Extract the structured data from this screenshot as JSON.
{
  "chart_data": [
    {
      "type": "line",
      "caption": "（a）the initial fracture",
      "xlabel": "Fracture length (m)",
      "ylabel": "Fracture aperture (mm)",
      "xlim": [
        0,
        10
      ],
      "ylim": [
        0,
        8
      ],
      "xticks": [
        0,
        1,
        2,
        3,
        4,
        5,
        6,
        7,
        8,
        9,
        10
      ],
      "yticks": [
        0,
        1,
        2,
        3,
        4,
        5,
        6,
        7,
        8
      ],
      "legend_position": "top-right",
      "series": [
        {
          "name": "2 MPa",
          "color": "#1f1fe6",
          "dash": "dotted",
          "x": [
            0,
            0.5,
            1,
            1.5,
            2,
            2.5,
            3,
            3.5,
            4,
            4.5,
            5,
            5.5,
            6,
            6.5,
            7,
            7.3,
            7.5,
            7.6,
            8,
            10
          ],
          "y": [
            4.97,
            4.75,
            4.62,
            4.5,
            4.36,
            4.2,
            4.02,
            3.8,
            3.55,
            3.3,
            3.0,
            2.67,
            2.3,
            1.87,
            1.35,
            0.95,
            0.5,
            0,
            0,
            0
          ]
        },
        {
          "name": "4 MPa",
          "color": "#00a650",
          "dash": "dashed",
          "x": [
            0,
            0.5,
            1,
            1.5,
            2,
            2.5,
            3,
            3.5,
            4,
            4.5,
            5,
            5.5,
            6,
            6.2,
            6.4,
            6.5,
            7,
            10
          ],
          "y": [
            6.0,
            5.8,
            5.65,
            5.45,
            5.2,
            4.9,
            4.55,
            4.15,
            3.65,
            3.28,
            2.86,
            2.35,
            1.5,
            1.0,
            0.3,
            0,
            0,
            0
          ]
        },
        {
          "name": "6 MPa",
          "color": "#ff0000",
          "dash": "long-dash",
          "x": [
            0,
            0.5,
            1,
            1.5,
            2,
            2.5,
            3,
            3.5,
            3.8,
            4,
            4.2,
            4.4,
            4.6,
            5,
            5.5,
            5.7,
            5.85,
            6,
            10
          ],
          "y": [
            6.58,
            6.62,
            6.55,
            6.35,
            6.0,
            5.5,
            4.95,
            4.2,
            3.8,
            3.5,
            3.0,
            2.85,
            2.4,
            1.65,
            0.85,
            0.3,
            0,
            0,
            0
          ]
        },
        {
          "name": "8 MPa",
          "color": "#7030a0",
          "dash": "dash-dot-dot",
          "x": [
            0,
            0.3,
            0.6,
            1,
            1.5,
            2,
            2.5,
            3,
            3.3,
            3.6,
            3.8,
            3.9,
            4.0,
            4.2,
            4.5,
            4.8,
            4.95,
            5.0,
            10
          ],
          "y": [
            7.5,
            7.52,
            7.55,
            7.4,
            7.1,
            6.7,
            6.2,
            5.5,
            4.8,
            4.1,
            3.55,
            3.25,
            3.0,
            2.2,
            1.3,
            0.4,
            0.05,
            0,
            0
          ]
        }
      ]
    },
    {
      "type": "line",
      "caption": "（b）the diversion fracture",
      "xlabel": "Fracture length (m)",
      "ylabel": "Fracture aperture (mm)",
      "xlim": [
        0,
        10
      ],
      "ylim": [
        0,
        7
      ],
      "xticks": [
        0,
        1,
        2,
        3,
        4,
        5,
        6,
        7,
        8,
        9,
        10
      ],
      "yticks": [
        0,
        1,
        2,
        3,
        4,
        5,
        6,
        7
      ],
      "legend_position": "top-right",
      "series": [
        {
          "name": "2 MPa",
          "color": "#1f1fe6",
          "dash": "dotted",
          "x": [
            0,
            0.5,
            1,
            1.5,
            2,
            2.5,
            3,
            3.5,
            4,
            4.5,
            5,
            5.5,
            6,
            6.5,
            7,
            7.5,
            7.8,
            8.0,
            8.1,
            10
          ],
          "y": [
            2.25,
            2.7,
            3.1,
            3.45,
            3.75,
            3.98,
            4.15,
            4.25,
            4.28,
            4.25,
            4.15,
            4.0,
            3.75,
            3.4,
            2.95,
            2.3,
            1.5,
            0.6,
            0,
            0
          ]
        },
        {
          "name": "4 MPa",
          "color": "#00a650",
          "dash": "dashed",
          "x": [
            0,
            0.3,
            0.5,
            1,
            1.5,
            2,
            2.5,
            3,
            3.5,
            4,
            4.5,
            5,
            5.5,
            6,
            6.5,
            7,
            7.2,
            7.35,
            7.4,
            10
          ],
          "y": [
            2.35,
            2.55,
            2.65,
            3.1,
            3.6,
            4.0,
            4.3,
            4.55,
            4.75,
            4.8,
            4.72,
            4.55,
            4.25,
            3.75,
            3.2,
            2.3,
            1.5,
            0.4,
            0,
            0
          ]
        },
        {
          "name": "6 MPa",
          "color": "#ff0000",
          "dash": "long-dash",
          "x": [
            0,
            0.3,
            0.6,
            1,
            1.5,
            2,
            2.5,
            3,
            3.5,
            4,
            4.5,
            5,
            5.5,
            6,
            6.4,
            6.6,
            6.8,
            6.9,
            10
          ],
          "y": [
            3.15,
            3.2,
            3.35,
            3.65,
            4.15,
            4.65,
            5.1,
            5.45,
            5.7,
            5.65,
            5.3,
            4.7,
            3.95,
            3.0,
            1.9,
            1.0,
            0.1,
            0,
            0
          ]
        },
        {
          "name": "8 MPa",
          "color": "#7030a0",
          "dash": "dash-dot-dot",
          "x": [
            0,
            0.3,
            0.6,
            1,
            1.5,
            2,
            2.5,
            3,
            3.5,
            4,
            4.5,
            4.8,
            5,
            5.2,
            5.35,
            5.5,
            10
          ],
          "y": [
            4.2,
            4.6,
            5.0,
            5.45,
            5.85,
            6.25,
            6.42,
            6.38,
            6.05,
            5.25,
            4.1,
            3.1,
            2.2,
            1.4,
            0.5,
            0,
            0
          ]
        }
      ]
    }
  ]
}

####

Reproduce every record above exactly as it appears.

Extract the structured data from this screenshot as JSON.
{
  "chart_data": [
    {
      "type": "line",
      "caption": "（a）the initial fracture",
      "xlabel": "Fracture length (m)",
      "ylabel": "Fracture aperture (mm)",
      "xlim": [
        0,
        10
      ],
      "ylim": [
        0,
        8
      ],
      "xticks": [
        0,
        1,
        2,
        3,
        4,
        5,
        6,
        7,
        8,
        9,
        10
      ],
      "yticks": [
        0,
        1,
        2,
        3,
        4,
        5,
        6,
        7,
        8
      ],
      "legend_position": "top-right",
      "series": [
        {
          "name": "2 MPa",
          "color": "#1f1fe6",
          "dash": "dotted",
          "x": [
            0,
            0.5,
            1,
            1.5,
            2,
            2.5,
            3,
            3.5,
            4,
            4.5,
            5,
            5.5,
            6,
            6.5,
            7,
            7.3,
            7.5,
            7.6,
            8,
            10
          ],
          "y": [
            4.97,
            4.75,
            4.62,
            4.5,
            4.36,
            4.2,
            4.02,
            3.8,
            3.55,
            3.3,
            3.0,
            2.67,
            2.3,
            1.87,
            1.35,
            0.95,
            0.5,
            0,
            0,
            0
          ]
        },
        {
          "name": "4 MPa",
          "color": "#00a650",
          "dash": "dashed",
          "x": [
            0,
            0.5,
            1,
            1.5,
            2,
            2.5,
            3,
            3.5,
            4,
            4.5,
            5,
            5.5,
            6,
            6.2,
            6.4,
            6.5,
            7,
            10
          ],
          "y": [
            6.0,
            5.8,
            5.65,
            5.45,
            5.2,
            4.9,
            4.55,
            4.15,
            3.65,
            3.28,
            2.86,
            2.35,
            1.5,
            1.0,
            0.3,
            0,
            0,
            0
          ]
        },
        {
          "name": "6 MPa",
          "color": "#ff0000",
          "dash": "long-dash",
          "x": [
            0,
            0.5,
            1,
            1.5,
            2,
            2.5,
            3,
            3.5,
            3.8,
            4,
            4.2,
            4.4,
            4.6,
            5,
            5.5,
            5.7,
            5.85,
            6,
            10
          ],
          "y": [
            6.58,
            6.62,
            6.55,
            6.35,
            6.0,
            5.5,
            4.95,
            4.2,
            3.8,
            3.5,
            3.0,
            2.85,
            2.4,
            1.65,
            0.85,
            0.3,
            0,
            0,
            0
          ]
        },
        {
          "name": "8 MPa",
          "color": "#7030a0",
          "dash": "dash-dot-dot",
          "x": [
            0,
            0.3,
            0.6,
            1,
            1.5,
            2,
            2.5,
            3,
            3.3,
            3.6,
            3.8,
            3.9,
            4.0,
            4.2,
            4.5,
            4.8,
            4.95,
            5.0,
            10
          ],
          "y": [
            7.5,
            7.52,
            7.55,
            7.4,
            7.1,
            6.7,
            6.2,
            5.5,
            4.8,
            4.1,
            3.55,
            3.25,
            3.0,
            2.2,
            1.3,
            0.4,
            0.05,
            0,
            0
          ]
        }
      ]
    },
    {
      "type": "line",
      "caption": "（b）the diversion fracture",
      "xlabel": "Fracture length (m)",
      "ylabel": "Fracture aperture (mm)",
      "xlim": [
        0,
        10
      ],
      "ylim": [
        0,
        7
      ],
      "xticks": [
        0,
        1,
        2,
        3,
        4,
        5,
        6,
        7,
        8,
        9,
        10
      ],
      "yticks": [
        0,
        1,
        2,
        3,
        4,
        5,
        6,
        7
      ],
      "legend_position": "top-right",
      "series": [
        {
          "name": "2 MPa",
          "color": "#1f1fe6",
          "dash": "dotted",
          "x": [
            0,
            0.5,
            1,
            1.5,
            2,
            2.5,
            3,
            3.5,
            4,
            4.5,
            5,
            5.5,
            6,
            6.5,
            7,
            7.5,
            7.8,
            8.0,
            8.1,
            10
          ],
          "y": [
            2.25,
            2.7,
            3.1,
            3.45,
            3.75,
            3.98,
            4.15,
            4.25,
            4.28,
            4.25,
            4.15,
            4.0,
            3.75,
            3.4,
            2.95,
            2.3,
            1.5,
            0.6,
            0,
            0
          ]
        },
        {
          "name": "4 MPa",
          "color": "#00a650",
          "dash": "dashed",
          "x": [
            0,
            0.3,
            0.5,
            1,
            1.5,
            2,
            2.5,
            3,
            3.5,
            4,
            4.5,
            5,
            5.5,
            6,
            6.5,
            7,
            7.2,
            7.35,
            7.4,
            10
          ],
          "y": [
            2.35,
            2.55,
            2.65,
            3.1,
            3.6,
            4.0,
            4.3,
            4.55,
            4.75,
            4.8,
            4.72,
            4.55,
            4.25,
            3.75,
            3.2,
            2.3,
            1.5,
            0.4,
            0,
            0
          ]
        },
        {
          "name": "6 MPa",
          "color": "#ff0000",
          "dash": "long-dash",
          "x": [
            0,
            0.3,
            0.6,
            1,
            1.5,
            2,
            2.5,
            3,
            3.5,
            4,
            4.5,
            5,
            5.5,
            6,
            6.4,
            6.6,
            6.8,
            6.9,
            10
          ],
          "y": [
            3.15,
            3.2,
            3.35,
            3.65,
            4.15,
            4.65,
            5.1,
            5.45,
            5.7,
            5.65,
            5.3,
            4.7,
            3.95,
            3.0,
            1.9,
            1.0,
            0.1,
            0,
            0
          ]
        },
        {
          "name": "8 MPa",
          "color": "#7030a0",
          "dash": "dash-dot-dot",
          "x": [
            0,
            0.3,
            0.6,
            1,
            1.5,
            2,
            2.5,
            3,
            3.5,
            4,
            4.5,
            4.8,
            5,
            5.2,
            5.35,
            5.5,
            10
          ],
          "y": [
            4.2,
            4.6,
            5.0,
            5.45,
            5.85,
            6.25,
            6.42,
            6.38,
            6.05,
            5.25,
            4.1,
            3.1,
            2.2,
            1.4,
            0.5,
            0,
            0
          ]
        }
      ]
    }
  ]
}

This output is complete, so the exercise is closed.